→ **TRECHO DE ORIGEM**:
++++++++++

Mao Tse Tung governou a China do final dos anos 60 a meados
da década seguinte com ideias reacionárias. Após os desastrosos resultados de
uma campanha denominada “O Grande Salto para Frente”, que acabou desencadeando
uma das piores ondas de fome da História mundial, Mao e sua equipe de governo
decidiram atribuir a culpa às influências do capitalismo sobre a China, assim
enxergavam nas artes e na cultura ocidental a principal porta de entrada de
tais pensamentos proibidos. Dessa forma, os intelectuais imediatamente passaram
a ser vistos como inimigos do povo chinês. No intuito de promover uma onda de
reeducação socialista, o ditador empreendeu no final de 1968 a Revolução
Cultural, uma espécie de lavagem cerebral desumana e coletiva. Ser uma pessoa
com censo crítico e culta era muito inconveniente para os regimes totalitários
que queriam comandar a população, portanto a ignorância do povo era tudo o que
precisavam e um trabalho incessante semelhante ao dos tempos da escravidão era
a maneira mais eficaz de se conseguir isso. Corpo cansado e tempo ocupado eram os lemas. Quem
era contra o governo acabava se manifestando através das artes e da cultura, correndo
o risco de sofrer terríveis consequências, inclusive pelo fato do regime
político conseguir jogar a população manipulada contra os intelectuais, um
conflito ente a maioria versus um pequeno grupo de indivíduos que precisavam
ser ouvidos. No território chinês a tal revolução que Mao impôs levou ao
fechamento das universidades e os jovens eram enviados ao campo para aprenderem
os valores que o governo julgava corretos para a construção de uma nação
direita. Estes regimes totalitários e as guerras contra as influências
culturais já foram explorados pelo cinema de vários países, cada qual
apresentando a sua maneira os efeitos desastrosos desse empobrecimento
intelectual. Sijie apresenta aqui a sua versão sobre o período reacionário
chinês, apresentando sua visão com muita intimidade e detalhes afinal, como já
dito, ele próprio viveu e sofreu as consequências. A cena que inicia o longa,
por exemplo, pode parecer simplória e até engraçada, mas para um jovem sentindo
na pele as pressões do governo ela com certeza é marcante. Reunidos em uma
aldeia, os camponeses estão alvoroçados para saber o que é um misterioso objeto
que um dos protagonistas trouxe na bagagem. Simplesmente é um violino, um
objeto comum para os habitantes da cidade, mas completamente estranho ao povo
do campo. Aliás, tal instrumento só não foi confiscado porque Ma convenceu a
todos que Mozart compunha em homenagem a Mao.

++++++++++

→ **INSTRUÇÃO ESCRITA A**: Relacione todas as pessoas mencionadas pelo nome no trecho de origem.
→ **INSTRUÇÃO ESCRITA B**: Indique se cada afirmação concorda com o trecho de origem, respondendo sim ou não e citando literalmente as palavras decisivas: (i) A Revolução Cultural foi empreendida no final de 1968. (ii) O violino foi confiscado. (iii) O violino era um objeto comum para o povo do campo.

→ **DADOS BRUTOS**:
++++++++++

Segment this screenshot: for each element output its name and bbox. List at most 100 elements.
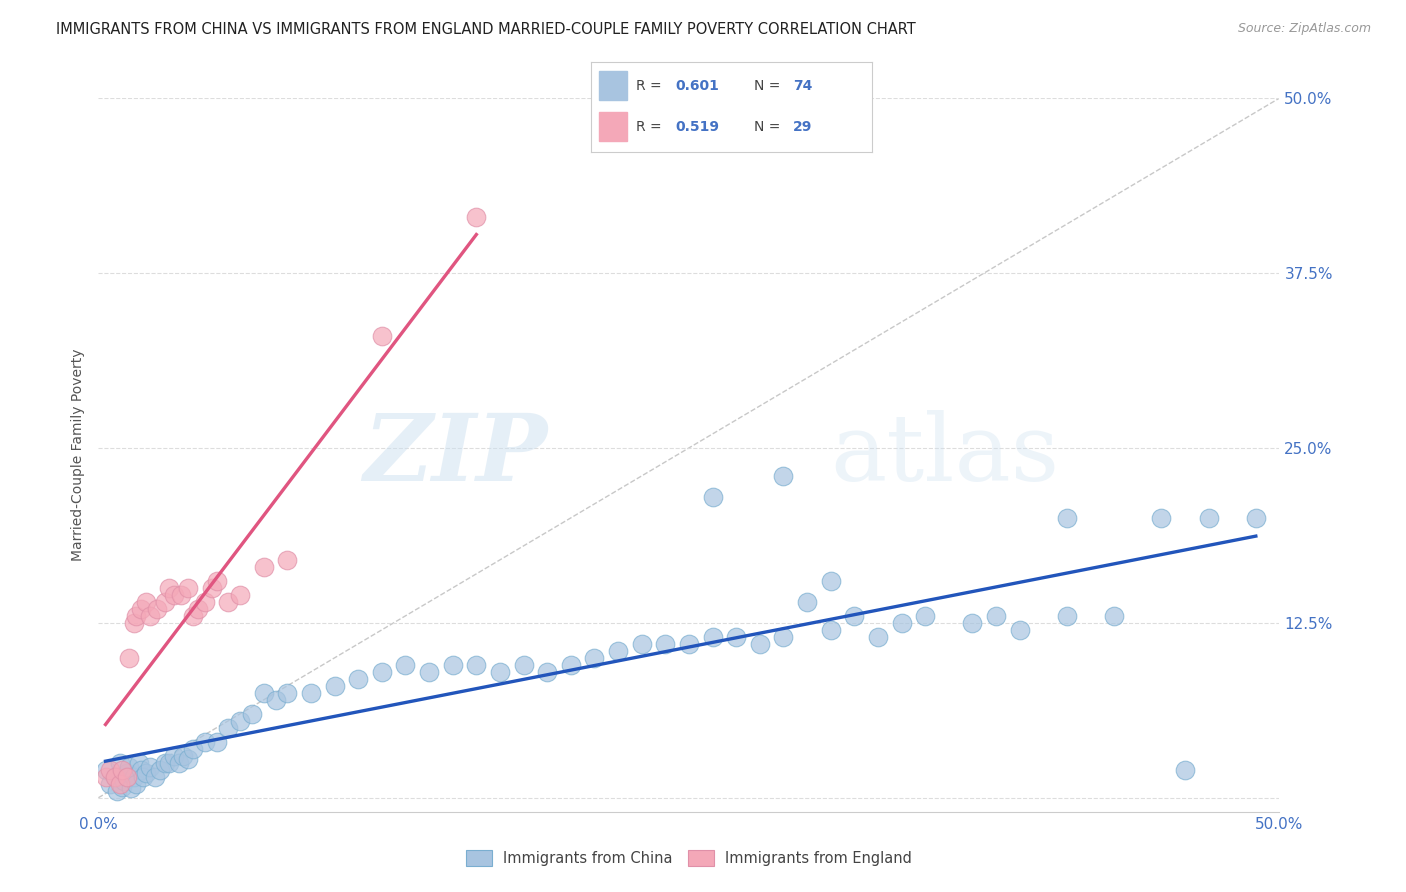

++++++++++

→ **SOLUÇÃO DA TAREFA A**: Mao Tse Tung, Sijie, Ma, Mozart

→ **SOLUÇÃO DA TAREFA B**:
(i) Sim: “o ditador empreendeu no final de 1968 a Revolução Cultural”
(ii) Não: “tal instrumento só não foi confiscado porque Ma convenceu a todos que Mozart compunha em homenagem a Mao”
(iii) Não: “um objeto comum para os habitantes da cidade, mas completamente estranho ao povo do campo”